Data excerpts
____
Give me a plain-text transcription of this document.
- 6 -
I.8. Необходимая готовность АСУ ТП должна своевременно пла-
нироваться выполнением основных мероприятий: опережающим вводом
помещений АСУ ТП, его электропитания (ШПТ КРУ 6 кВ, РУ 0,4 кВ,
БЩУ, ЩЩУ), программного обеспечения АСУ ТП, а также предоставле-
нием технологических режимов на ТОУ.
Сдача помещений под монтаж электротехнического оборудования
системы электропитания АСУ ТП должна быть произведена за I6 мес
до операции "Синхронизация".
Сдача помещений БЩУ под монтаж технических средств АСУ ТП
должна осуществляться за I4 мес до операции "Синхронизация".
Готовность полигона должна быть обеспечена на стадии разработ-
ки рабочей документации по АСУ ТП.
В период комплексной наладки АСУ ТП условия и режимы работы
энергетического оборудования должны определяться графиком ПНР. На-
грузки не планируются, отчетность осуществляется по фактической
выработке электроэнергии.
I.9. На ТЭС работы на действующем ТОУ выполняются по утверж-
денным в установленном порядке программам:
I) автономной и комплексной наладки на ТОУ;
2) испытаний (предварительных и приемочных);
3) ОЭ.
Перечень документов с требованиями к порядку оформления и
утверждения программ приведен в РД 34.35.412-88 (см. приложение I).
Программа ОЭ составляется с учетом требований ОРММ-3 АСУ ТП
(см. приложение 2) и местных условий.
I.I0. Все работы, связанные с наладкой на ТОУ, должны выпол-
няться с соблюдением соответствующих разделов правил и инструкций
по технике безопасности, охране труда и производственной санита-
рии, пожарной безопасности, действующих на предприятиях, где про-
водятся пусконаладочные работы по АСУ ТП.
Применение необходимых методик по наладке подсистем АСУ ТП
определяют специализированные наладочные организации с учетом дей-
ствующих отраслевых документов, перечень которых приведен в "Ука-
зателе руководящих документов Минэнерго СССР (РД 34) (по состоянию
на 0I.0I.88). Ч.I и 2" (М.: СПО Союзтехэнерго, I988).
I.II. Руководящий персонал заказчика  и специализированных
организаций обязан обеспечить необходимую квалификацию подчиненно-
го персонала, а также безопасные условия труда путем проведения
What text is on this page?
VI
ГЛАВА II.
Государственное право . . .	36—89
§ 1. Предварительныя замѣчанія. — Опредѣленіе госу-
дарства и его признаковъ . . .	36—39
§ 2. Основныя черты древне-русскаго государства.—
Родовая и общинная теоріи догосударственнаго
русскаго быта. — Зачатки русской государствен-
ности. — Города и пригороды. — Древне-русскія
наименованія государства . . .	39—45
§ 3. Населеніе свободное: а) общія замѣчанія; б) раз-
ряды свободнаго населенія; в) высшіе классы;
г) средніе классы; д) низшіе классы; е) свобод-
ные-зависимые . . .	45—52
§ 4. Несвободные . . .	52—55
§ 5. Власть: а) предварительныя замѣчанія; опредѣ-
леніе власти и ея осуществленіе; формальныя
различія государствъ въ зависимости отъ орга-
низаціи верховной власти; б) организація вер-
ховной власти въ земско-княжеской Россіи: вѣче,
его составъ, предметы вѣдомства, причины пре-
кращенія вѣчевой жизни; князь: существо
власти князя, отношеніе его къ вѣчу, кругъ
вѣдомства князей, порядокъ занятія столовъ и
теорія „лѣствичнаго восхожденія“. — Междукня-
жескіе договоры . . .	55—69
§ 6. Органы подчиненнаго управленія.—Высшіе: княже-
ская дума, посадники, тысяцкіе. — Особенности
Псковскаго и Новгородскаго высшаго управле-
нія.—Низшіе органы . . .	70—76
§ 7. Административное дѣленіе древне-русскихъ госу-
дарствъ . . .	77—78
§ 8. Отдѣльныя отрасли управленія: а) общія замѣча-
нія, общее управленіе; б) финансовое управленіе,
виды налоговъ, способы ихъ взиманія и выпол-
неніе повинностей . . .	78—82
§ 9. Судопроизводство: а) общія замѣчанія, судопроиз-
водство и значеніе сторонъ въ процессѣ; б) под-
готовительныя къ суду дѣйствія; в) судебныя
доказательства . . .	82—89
____
Objective:
Return the material exactly as it stands.

Expected output:
Give me a plain-text transcription of this document.
- 6 -
I.8. Необходимая готовность АСУ ТП должна своевременно пла-
нироваться выполнением основных мероприятий: опережающим вводом
помещений АСУ ТП, его электропитания (ШПТ КРУ 6 кВ, РУ 0,4 кВ,
БЩУ, ЩЩУ), программного обеспечения АСУ ТП, а также предоставле-
нием технологических режимов на ТОУ.
Сдача помещений под монтаж электротехнического оборудования
системы электропитания АСУ ТП должна быть произведена за I6 мес
до операции "Синхронизация".
Сдача помещений БЩУ под монтаж технических средств АСУ ТП
должна осуществляться за I4 мес до операции "Синхронизация".
Готовность полигона должна быть обеспечена на стадии разработ-
ки рабочей документации по АСУ ТП.
В период комплексной наладки АСУ ТП условия и режимы работы
энергетического оборудования должны определяться графиком ПНР. На-
грузки не планируются, отчетность осуществляется по фактической
выработке электроэнергии.
I.9. На ТЭС работы на действующем ТОУ выполняются по утверж-
денным в установленном порядке программам:
I) автономной и комплексной наладки на ТОУ;
2) испытаний (предварительных и приемочных);
3) ОЭ.
Перечень документов с требованиями к порядку оформления и
утверждения программ приведен в РД 34.35.412-88 (см. приложение I).
Программа ОЭ составляется с учетом требований ОРММ-3 АСУ ТП
(см. приложение 2) и местных условий.
I.I0. Все работы, связанные с наладкой на ТОУ, должны выпол-
няться с соблюдением соответствующих разделов правил и инструкций
по технике безопасности, охране труда и производственной санита-
рии, пожарной безопасности, действующих на предприятиях, где про-
водятся пусконаладочные работы по АСУ ТП.
Применение необходимых методик по наладке подсистем АСУ ТП
определяют специализированные наладочные организации с учетом дей-
ствующих отраслевых документов, перечень которых приведен в "Ука-
зателе руководящих документов Минэнерго СССР (РД 34) (по состоянию
на 0I.0I.88). Ч.I и 2" (М.: СПО Союзтехэнерго, I988).
I.II. Руководящий персонал заказчика  и специализированных
организаций обязан обеспечить необходимую квалификацию подчиненно-
го персонала, а также безопасные условия труда путем проведения
What text is on this page?
VI
ГЛАВА II.
Государственное право . . .	36—89
§ 1. Предварительныя замѣчанія. — Опредѣленіе госу-
дарства и его признаковъ . . .	36—39
§ 2. Основныя черты древне-русскаго государства.—
Родовая и общинная теоріи догосударственнаго
русскаго быта. — Зачатки русской государствен-
ности. — Города и пригороды. — Древне-русскія
наименованія государства . . .	39—45
§ 3. Населеніе свободное: а) общія замѣчанія; б) раз-
ряды свободнаго населенія; в) высшіе классы;
г) средніе классы; д) низшіе классы; е) свобод-
ные-зависимые . . .	45—52
§ 4. Несвободные . . .	52—55
§ 5. Власть: а) предварительныя замѣчанія; опредѣ-
леніе власти и ея осуществленіе; формальныя
различія государствъ въ зависимости отъ орга-
низаціи верховной власти; б) организація вер-
ховной власти въ земско-княжеской Россіи: вѣче,
его составъ, предметы вѣдомства, причины пре-
кращенія вѣчевой жизни; князь: существо
власти князя, отношеніе его къ вѣчу, кругъ
вѣдомства князей, порядокъ занятія столовъ и
теорія „лѣствичнаго восхожденія“. — Междукня-
жескіе договоры . . .	55—69
§ 6. Органы подчиненнаго управленія.—Высшіе: княже-
ская дума, посадники, тысяцкіе. — Особенности
Псковскаго и Новгородскаго высшаго управле-
нія.—Низшіе органы . . .	70—76
§ 7. Административное дѣленіе древне-русскихъ госу-
дарствъ . . .	77—78
§ 8. Отдѣльныя отрасли управленія: а) общія замѣча-
нія, общее управленіе; б) финансовое управленіе,
виды налоговъ, способы ихъ взиманія и выпол-
неніе повинностей . . .	78—82
§ 9. Судопроизводство: а) общія замѣчанія, судопроиз-
водство и значеніе сторонъ въ процессѣ; б) под-
готовительныя къ суду дѣйствія; в) судебныя
доказательства . . .	82—89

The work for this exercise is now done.